Of the lines in the listing below, how many hold "name"? Answer with the number only.

- Exercise input:
——————
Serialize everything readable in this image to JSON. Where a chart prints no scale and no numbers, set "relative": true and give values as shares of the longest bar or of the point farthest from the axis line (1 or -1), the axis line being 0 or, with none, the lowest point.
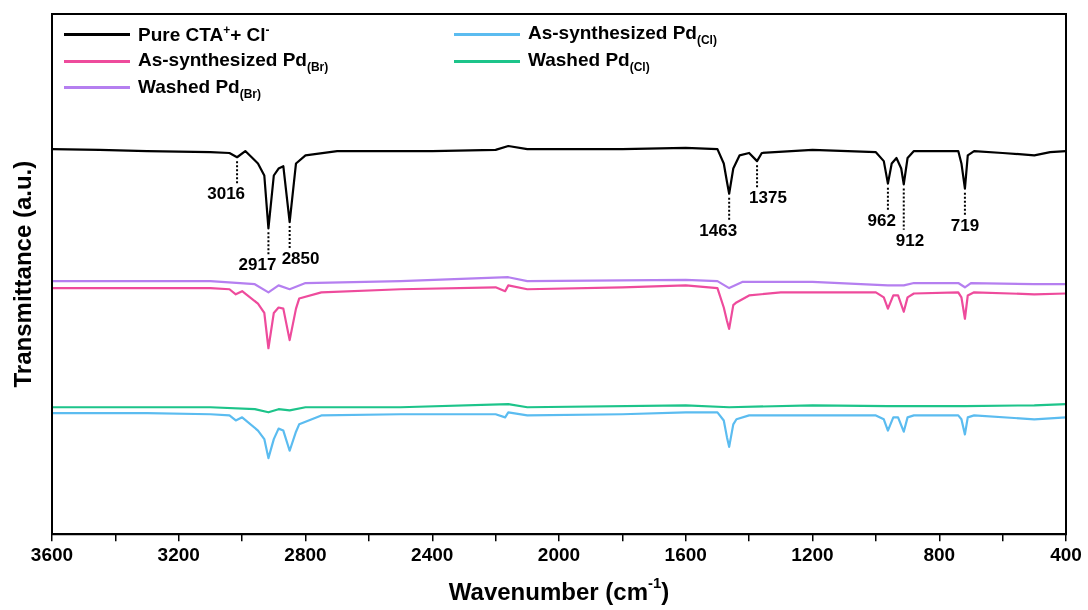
{
  "chart_data": {
    "type": "line",
    "relative": true,
    "xlabel": "Wavenumber (cm$^{-1}$)",
    "ylabel": "Transmittance (a.u.)",
    "xlim": [
      3600,
      400
    ],
    "xticks": [
      3600,
      {
        "value": 3400,
        "label": null
      },
      3200,
      {
        "value": 3000,
        "label": null
      },
      2800,
      {
        "value": 2600,
        "label": null
      },
      2400,
      {
        "value": 2200,
        "label": null
      },
      2000,
      {
        "value": 1800,
        "label": null
      },
      1600,
      {
        "value": 1400,
        "label": null
      },
      1200,
      {
        "value": 1000,
        "label": null
      },
      800,
      {
        "value": 600,
        "label": null
      },
      400
    ],
    "legend": "top left",
    "grid": false,
    "marker": "none",
    "line_style": "solid",
    "series": [
      {
        "name": "Pure CTA$^{+}$+ Cl$^{-}$",
        "color": "#000000",
        "x": [
          3600,
          3450,
          3300,
          3100,
          3040,
          3016,
          2990,
          2950,
          2930,
          2917,
          2900,
          2885,
          2870,
          2850,
          2830,
          2800,
          2700,
          2400,
          2200,
          2160,
          2100,
          1800,
          1600,
          1500,
          1480,
          1470,
          1463,
          1450,
          1430,
          1400,
          1375,
          1360,
          1200,
          1000,
          975,
          962,
          950,
          935,
          920,
          912,
          900,
          880,
          740,
          730,
          719,
          710,
          690,
          600,
          500,
          450,
          400
        ],
        "values": [
          0.992,
          0.99,
          0.987,
          0.984,
          0.982,
          0.971,
          0.987,
          0.955,
          0.924,
          0.788,
          0.924,
          0.942,
          0.948,
          0.804,
          0.955,
          0.976,
          0.987,
          0.987,
          0.99,
          1.0,
          0.992,
          0.992,
          0.995,
          0.992,
          0.955,
          0.908,
          0.877,
          0.942,
          0.976,
          0.982,
          0.961,
          0.982,
          0.99,
          0.984,
          0.961,
          0.903,
          0.955,
          0.969,
          0.942,
          0.901,
          0.969,
          0.987,
          0.987,
          0.955,
          0.89,
          0.976,
          0.987,
          0.982,
          0.976,
          0.984,
          0.987
        ]
      },
      {
        "name": "As-synthesized Pd$_{(Cl)}$",
        "color": "#5bbcf0",
        "x": [
          3600,
          3300,
          3100,
          3040,
          3020,
          3000,
          2950,
          2930,
          2917,
          2900,
          2885,
          2870,
          2850,
          2830,
          2820,
          2750,
          2500,
          2200,
          2170,
          2160,
          2100,
          1800,
          1600,
          1500,
          1480,
          1470,
          1463,
          1450,
          1440,
          1400,
          1200,
          1000,
          975,
          962,
          945,
          930,
          912,
          900,
          880,
          740,
          730,
          719,
          710,
          690,
          500,
          400
        ],
        "values": [
          0.312,
          0.312,
          0.309,
          0.306,
          0.293,
          0.301,
          0.267,
          0.245,
          0.196,
          0.245,
          0.272,
          0.267,
          0.215,
          0.264,
          0.283,
          0.306,
          0.309,
          0.309,
          0.301,
          0.314,
          0.306,
          0.309,
          0.314,
          0.314,
          0.293,
          0.25,
          0.225,
          0.283,
          0.296,
          0.306,
          0.306,
          0.306,
          0.296,
          0.267,
          0.301,
          0.301,
          0.264,
          0.301,
          0.306,
          0.306,
          0.296,
          0.257,
          0.301,
          0.306,
          0.296,
          0.301
        ]
      },
      {
        "name": "As-synthesized Pd$_{(Br)}$",
        "color": "#ee4b9c",
        "x": [
          3600,
          3300,
          3100,
          3040,
          3020,
          3000,
          2950,
          2930,
          2917,
          2900,
          2885,
          2870,
          2850,
          2830,
          2820,
          2750,
          2500,
          2200,
          2170,
          2160,
          2100,
          1800,
          1600,
          1500,
          1480,
          1470,
          1463,
          1450,
          1440,
          1400,
          1300,
          1000,
          975,
          962,
          945,
          930,
          912,
          900,
          880,
          740,
          730,
          719,
          710,
          690,
          500,
          400
        ],
        "values": [
          0.634,
          0.634,
          0.634,
          0.631,
          0.618,
          0.626,
          0.594,
          0.57,
          0.479,
          0.57,
          0.584,
          0.581,
          0.5,
          0.581,
          0.607,
          0.623,
          0.631,
          0.636,
          0.626,
          0.641,
          0.631,
          0.636,
          0.641,
          0.634,
          0.584,
          0.55,
          0.529,
          0.59,
          0.597,
          0.615,
          0.623,
          0.623,
          0.61,
          0.581,
          0.615,
          0.615,
          0.573,
          0.61,
          0.62,
          0.623,
          0.61,
          0.555,
          0.615,
          0.623,
          0.618,
          0.62
        ]
      },
      {
        "name": "Washed Pd$_{(Cl)}$",
        "color": "#1dc48a",
        "x": [
          3600,
          3100,
          2960,
          2917,
          2885,
          2850,
          2800,
          2500,
          2160,
          2100,
          1600,
          1463,
          1200,
          962,
          912,
          719,
          500,
          400
        ],
        "values": [
          0.327,
          0.327,
          0.322,
          0.314,
          0.322,
          0.319,
          0.327,
          0.327,
          0.335,
          0.327,
          0.332,
          0.327,
          0.332,
          0.33,
          0.33,
          0.33,
          0.332,
          0.335
        ]
      },
      {
        "name": "Washed Pd$_{(Br)}$",
        "color": "#b57ff0",
        "x": [
          3600,
          3100,
          2960,
          2917,
          2885,
          2850,
          2800,
          2500,
          2160,
          2100,
          1600,
          1500,
          1463,
          1420,
          1200,
          962,
          912,
          880,
          740,
          719,
          700,
          500,
          400
        ],
        "values": [
          0.652,
          0.652,
          0.644,
          0.623,
          0.641,
          0.631,
          0.647,
          0.652,
          0.662,
          0.652,
          0.655,
          0.652,
          0.634,
          0.65,
          0.65,
          0.641,
          0.641,
          0.647,
          0.647,
          0.636,
          0.647,
          0.644,
          0.644
        ]
      }
    ],
    "annotations": [
      {
        "text": "3016",
        "x": 3016,
        "y": 0.971
      },
      {
        "text": "2917",
        "x": 2917,
        "y": 0.788
      },
      {
        "text": "2850",
        "x": 2850,
        "y": 0.804
      },
      {
        "text": "1463",
        "x": 1463,
        "y": 0.877
      },
      {
        "text": "1375",
        "x": 1375,
        "y": 0.961
      },
      {
        "text": "962",
        "x": 962,
        "y": 0.903
      },
      {
        "text": "912",
        "x": 912,
        "y": 0.901
      },
      {
        "text": "719",
        "x": 719,
        "y": 0.89
      }
    ]
  }
}
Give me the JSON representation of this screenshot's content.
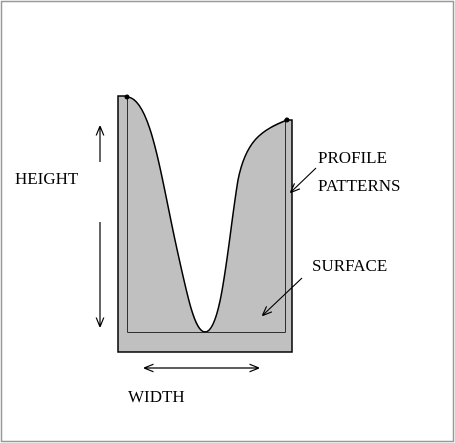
{
  "labels": {
    "height": "HEIGHT",
    "profile": [
      "PROFILE",
      "PATTERNS"
    ],
    "surface": "SURFACE",
    "width": "WIDTH"
  }
}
——————
- The answer: 5